Data entries:
— Begin —

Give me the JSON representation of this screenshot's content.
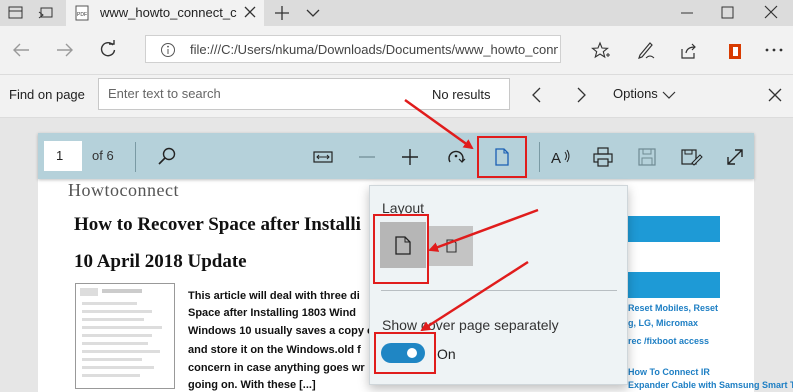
{
  "browser": {
    "tab_title": "www_howto_connect_c",
    "address": "file:///C:/Users/nkuma/Downloads/Documents/www_howto_conn"
  },
  "find_bar": {
    "label": "Find on page",
    "placeholder": "Enter text to search",
    "results": "No results",
    "options_label": "Options"
  },
  "pdf_toolbar": {
    "page_number": "1",
    "page_count": "of 6"
  },
  "layout_flyout": {
    "title": "Layout",
    "cover_label": "Show cover page separately",
    "toggle_state": "On",
    "toggle_on": true
  },
  "document": {
    "site_name": "Howtoconnect",
    "title_line1": "How to Recover Space after Installi",
    "title_line2": "10 April 2018 Update",
    "paragraph": [
      "This article will deal with three di",
      "Space after Installing 1803 Wind",
      "Windows 10 usually saves a copy o",
      "and store it on the Windows.old f",
      "concern in case anything goes wr",
      "going on. With these [...]"
    ],
    "sidebar_links": [
      "Reset Mobiles, Reset",
      "g, LG, Micromax",
      "rec /fixboot access",
      "How To Connect IR",
      "Expander Cable with Samsung Smart TV"
    ]
  },
  "colors": {
    "toolbar": "#b5d1da",
    "annotation": "#e01c1c",
    "toggle": "#1f86c4",
    "sidebar_accent": "#1e9ad6"
  }
}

— End —

### Problem description
All of the data above should be transcribed verbatim, with pictures omitted.

### The result
Give me the JSON representation of this screenshot's content.
{
  "browser": {
    "tab_title": "www_howto_connect_c",
    "address": "file:///C:/Users/nkuma/Downloads/Documents/www_howto_conn"
  },
  "find_bar": {
    "label": "Find on page",
    "placeholder": "Enter text to search",
    "results": "No results",
    "options_label": "Options"
  },
  "pdf_toolbar": {
    "page_number": "1",
    "page_count": "of 6"
  },
  "layout_flyout": {
    "title": "Layout",
    "cover_label": "Show cover page separately",
    "toggle_state": "On",
    "toggle_on": true
  },
  "document": {
    "site_name": "Howtoconnect",
    "title_line1": "How to Recover Space after Installi",
    "title_line2": "10 April 2018 Update",
    "paragraph": [
      "This article will deal with three di",
      "Space after Installing 1803 Wind",
      "Windows 10 usually saves a copy o",
      "and store it on the Windows.old f",
      "concern in case anything goes wr",
      "going on. With these [...]"
    ],
    "sidebar_links": [
      "Reset Mobiles, Reset",
      "g, LG, Micromax",
      "rec /fixboot access",
      "How To Connect IR",
      "Expander Cable with Samsung Smart TV"
    ]
  },
  "colors": {
    "toolbar": "#b5d1da",
    "annotation": "#e01c1c",
    "toggle": "#1f86c4",
    "sidebar_accent": "#1e9ad6"
  }
}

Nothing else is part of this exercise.